▶ **RECORDS TO USE**:
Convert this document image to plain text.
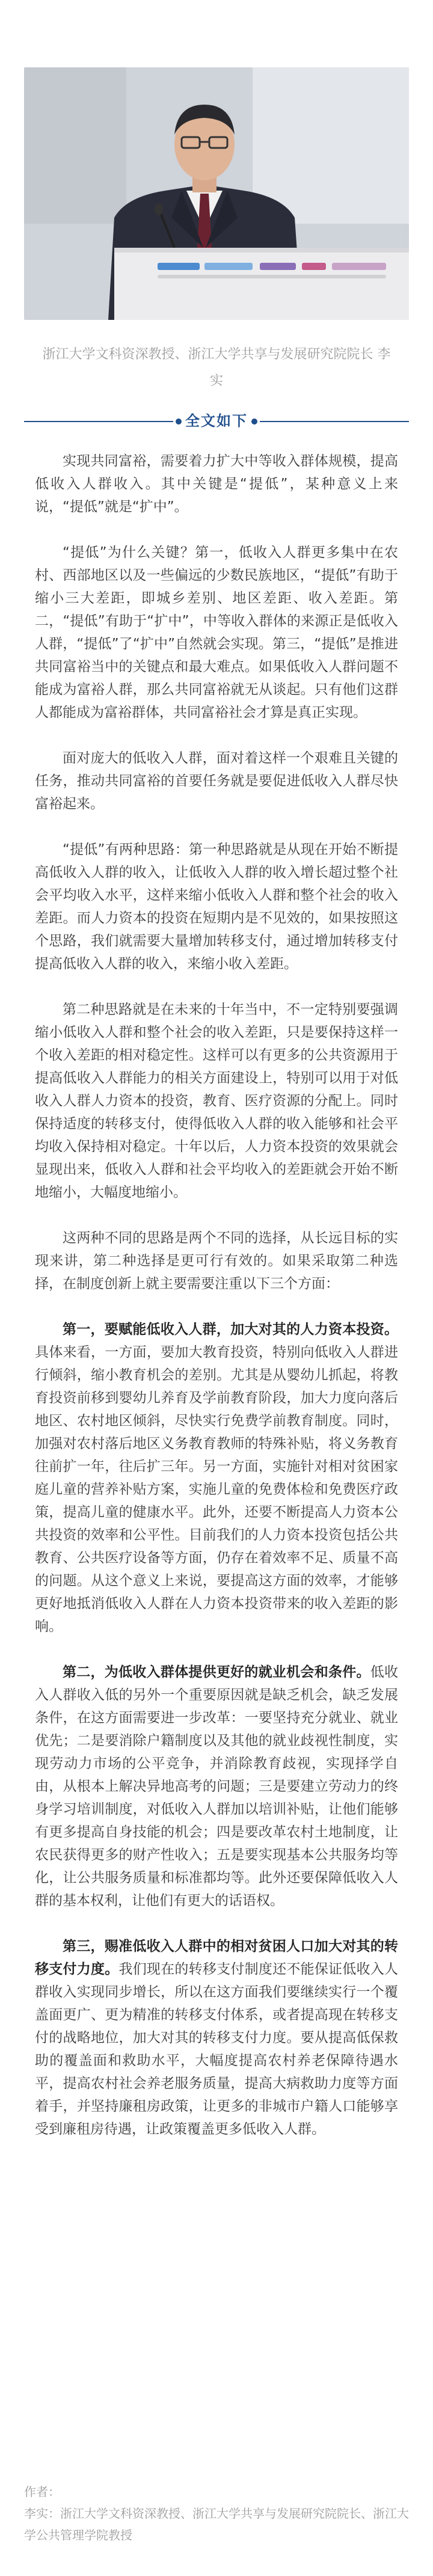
浙江大学文科资深教授、浙江大学共享与发展研究院院长 李实
全文如下

实现共同富裕，需要着力扩大中等收入群体规模，提高低收入人群收入。其中关键是“提低”，某种意义上来说，“提低”就是“扩中”。

“提低”为什么关键？第一，低收入人群更多集中在农村、西部地区以及一些偏远的少数民族地区，“提低”有助于缩小三大差距，即城乡差别、地区差距、收入差距。第二，“提低”有助于“扩中”，中等收入群体的来源正是低收入人群，“提低”了“扩中”自然就会实现。第三，“提低”是推进共同富裕当中的关键点和最大难点。如果低收入人群问题不能成为富裕人群，那么共同富裕就无从谈起。只有他们这群人都能成为富裕群体，共同富裕社会才算是真正实现。

面对庞大的低收入人群，面对着这样一个艰难且关键的任务，推动共同富裕的首要任务就是要促进低收入人群尽快富裕起来。

“提低”有两种思路：第一种思路就是从现在开始不断提高低收入人群的收入，让低收入人群的收入增长超过整个社会平均收入水平，这样来缩小低收入人群和整个社会的收入差距。而人力资本的投资在短期内是不见效的，如果按照这个思路，我们就需要大量增加转移支付，通过增加转移支付提高低收入人群的收入，来缩小收入差距。

第二种思路就是在未来的十年当中，不一定特别要强调缩小低收入人群和整个社会的收入差距，只是要保持这样一个收入差距的相对稳定性。这样可以有更多的公共资源用于提高低收入人群能力的相关方面建设上，特别可以用于对低收入人群人力资本的投资，教育、医疗资源的分配上。同时保持适度的转移支付，使得低收入人群的收入能够和社会平均收入保持相对稳定。十年以后，人力资本投资的效果就会显现出来，低收入人群和社会平均收入的差距就会开始不断地缩小，大幅度地缩小。

这两种不同的思路是两个不同的选择，从长远目标的实现来讲，第二种选择是更可行有效的。如果采取第二种选择，在制度创新上就主要需要注重以下三个方面：

第一，要赋能低收入人群，加大对其的人力资本投资。具体来看，一方面，要加大教育投资，特别向低收入人群进行倾斜，缩小教育机会的差别。尤其是从婴幼儿抓起，将教育投资前移到婴幼儿养育及学前教育阶段，加大力度向落后地区、农村地区倾斜，尽快实行免费学前教育制度。同时，加强对农村落后地区义务教育教师的特殊补贴，将义务教育往前扩一年，往后扩三年。另一方面，实施针对相对贫困家庭儿童的营养补贴方案，实施儿童的免费体检和免费医疗政策，提高儿童的健康水平。此外，还要不断提高人力资本公共投资的效率和公平性。目前我们的人力资本投资包括公共教育、公共医疗设备等方面，仍存在着效率不足、质量不高的问题。从这个意义上来说，要提高这方面的效率，才能够更好地抵消低收入人群在人力资本投资带来的收入差距的影响。

第二，为低收入群体提供更好的就业机会和条件。低收入人群收入低的另外一个重要原因就是缺乏机会，缺乏发展条件，在这方面需要进一步改革：一要坚持充分就业、就业优先；二是要消除户籍制度以及其他的就业歧视性制度，实现劳动力市场的公平竞争，并消除教育歧视，实现择学自由，从根本上解决异地高考的问题；三是要建立劳动力的终身学习培训制度，对低收入人群加以培训补贴，让他们能够有更多提高自身技能的机会；四是要改革农村土地制度，让农民获得更多的财产性收入；五是要实现基本公共服务均等化，让公共服务质量和标准都均等。此外还要保障低收入人群的基本权利，让他们有更大的话语权。

第三，赐准低收入人群中的相对贫困人口加大对其的转移支付力度。我们现在的转移支付制度还不能保证低收入人群收入实现同步增长，所以在这方面我们要继续实行一个覆盖面更广、更为精准的转移支付体系，或者提高现在转移支付的战略地位，加大对其的转移支付力度。要从提高低保救助的覆盖面和救助水平，大幅度提高农村养老保障待遇水平，提高农村社会养老服务质量，提高大病救助力度等方面着手，并坚持廉租房政策，让更多的非城市户籍人口能够享受到廉租房待遇，让政策覆盖更多低收入人群。

作者：
李实：浙江大学文科资深教授、浙江大学共享与发展研究院院长、浙江大学公共管理学院教授
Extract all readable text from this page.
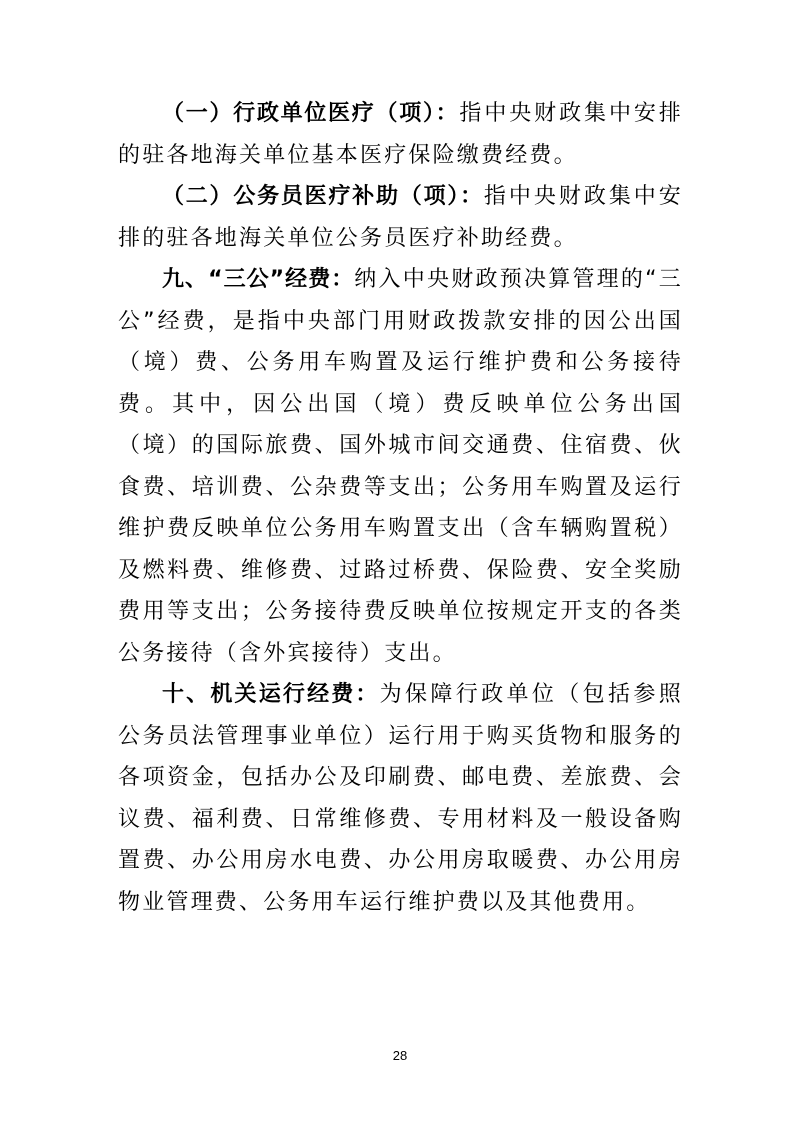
（一）行政单位医疗（项）：指中央财政集中安排的驻各地海关单位基本医疗保险缴费经费。

（二）公务员医疗补助（项）：指中央财政集中安排的驻各地海关单位公务员医疗补助经费。

九、“三公”经费：纳入中央财政预决算管理的“三公”经费，是指中央部门用财政拨款安排的因公出国（境）费、公务用车购置及运行维护费和公务接待费。其中，因公出国（境）费反映单位公务出国（境）的国际旅费、国外城市间交通费、住宿费、伙食费、培训费、公杂费等支出；公务用车购置及运行维护费反映单位公务用车购置支出（含车辆购置税）及燃料费、维修费、过路过桥费、保险费、安全奖励费用等支出；公务接待费反映单位按规定开支的各类公务接待（含外宾接待）支出。

十、机关运行经费：为保障行政单位（包括参照公务员法管理事业单位）运行用于购买货物和服务的各项资金，包括办公及印刷费、邮电费、差旅费、会议费、福利费、日常维修费、专用材料及一般设备购置费、办公用房水电费、办公用房取暖费、办公用房物业管理费、公务用车运行维护费以及其他费用。

28
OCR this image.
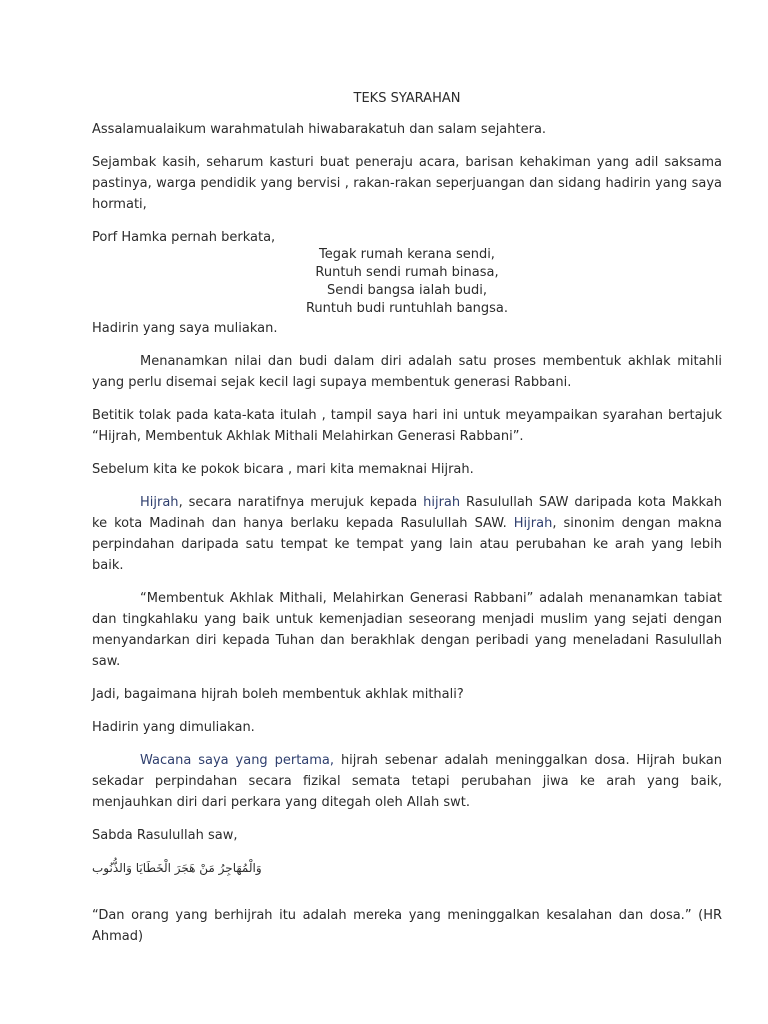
TEKS SYARAHAN

Assalamualaikum warahmatulah hiwabarakatuh dan salam sejahtera.

Sejambak kasih, seharum kasturi buat peneraju acara, barisan kehakiman yang adil saksama pastinya, warga pendidik yang bervisi , rakan-rakan seperjuangan dan sidang hadirin yang saya hormati,

Porf Hamka pernah berkata,

Tegak rumah kerana sendi,
Runtuh sendi rumah binasa,
Sendi bangsa ialah budi,
Runtuh budi runtuhlah bangsa.

Hadirin yang saya muliakan.

Menanamkan nilai dan budi dalam diri adalah satu proses membentuk akhlak mitahli yang perlu disemai sejak kecil lagi supaya membentuk generasi Rabbani.

Betitik tolak pada kata-kata itulah , tampil saya hari ini untuk meyampaikan syarahan bertajuk “Hijrah, Membentuk Akhlak Mithali Melahirkan Generasi Rabbani”.

Sebelum kita ke pokok bicara , mari kita memaknai Hijrah.

Hijrah, secara naratifnya merujuk kepada hijrah Rasulullah SAW daripada kota Makkah ke kota Madinah dan hanya berlaku kepada Rasulullah SAW. Hijrah, sinonim dengan makna perpindahan daripada satu tempat ke tempat yang lain atau perubahan ke arah yang lebih baik.

“Membentuk Akhlak Mithali, Melahirkan Generasi Rabbani” adalah menanamkan tabiat dan tingkahlaku yang baik untuk kemenjadian seseorang menjadi muslim yang sejati dengan menyandarkan diri kepada Tuhan dan berakhlak dengan peribadi yang meneladani Rasulullah saw.

Jadi, bagaimana hijrah boleh membentuk akhlak mithali?

Hadirin yang dimuliakan.

Wacana saya yang pertama, hijrah sebenar adalah meninggalkan dosa. Hijrah bukan sekadar perpindahan secara fizikal semata tetapi perubahan jiwa ke arah yang baik, menjauhkan diri dari perkara yang ditegah oleh Allah swt.

Sabda Rasulullah saw,

وَالْمُهَاجِرُ مَنْ هَجَرَ الْخَطَايَا وَالذُّنُوب

“Dan orang yang berhijrah itu adalah mereka yang meninggalkan kesalahan dan dosa.” (HR Ahmad)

▶ **PROBLEM TO SOLVE**: Identify the lines in the entries above that contain "perpindahan", then copy them out.

▶ **THE REPLY**:
Hijrah, secara naratifnya merujuk kepada hijrah Rasulullah SAW daripada kota Makkah ke kota Madinah dan hanya berlaku kepada Rasulullah SAW. Hijrah, sinonim dengan makna perpindahan daripada satu tempat ke tempat yang lain atau perubahan ke arah yang lebih baik.
Wacana saya yang pertama, hijrah sebenar adalah meninggalkan dosa. Hijrah bukan sekadar perpindahan secara fizikal semata tetapi perubahan jiwa ke arah yang baik, menjauhkan diri dari perkara yang ditegah oleh Allah swt.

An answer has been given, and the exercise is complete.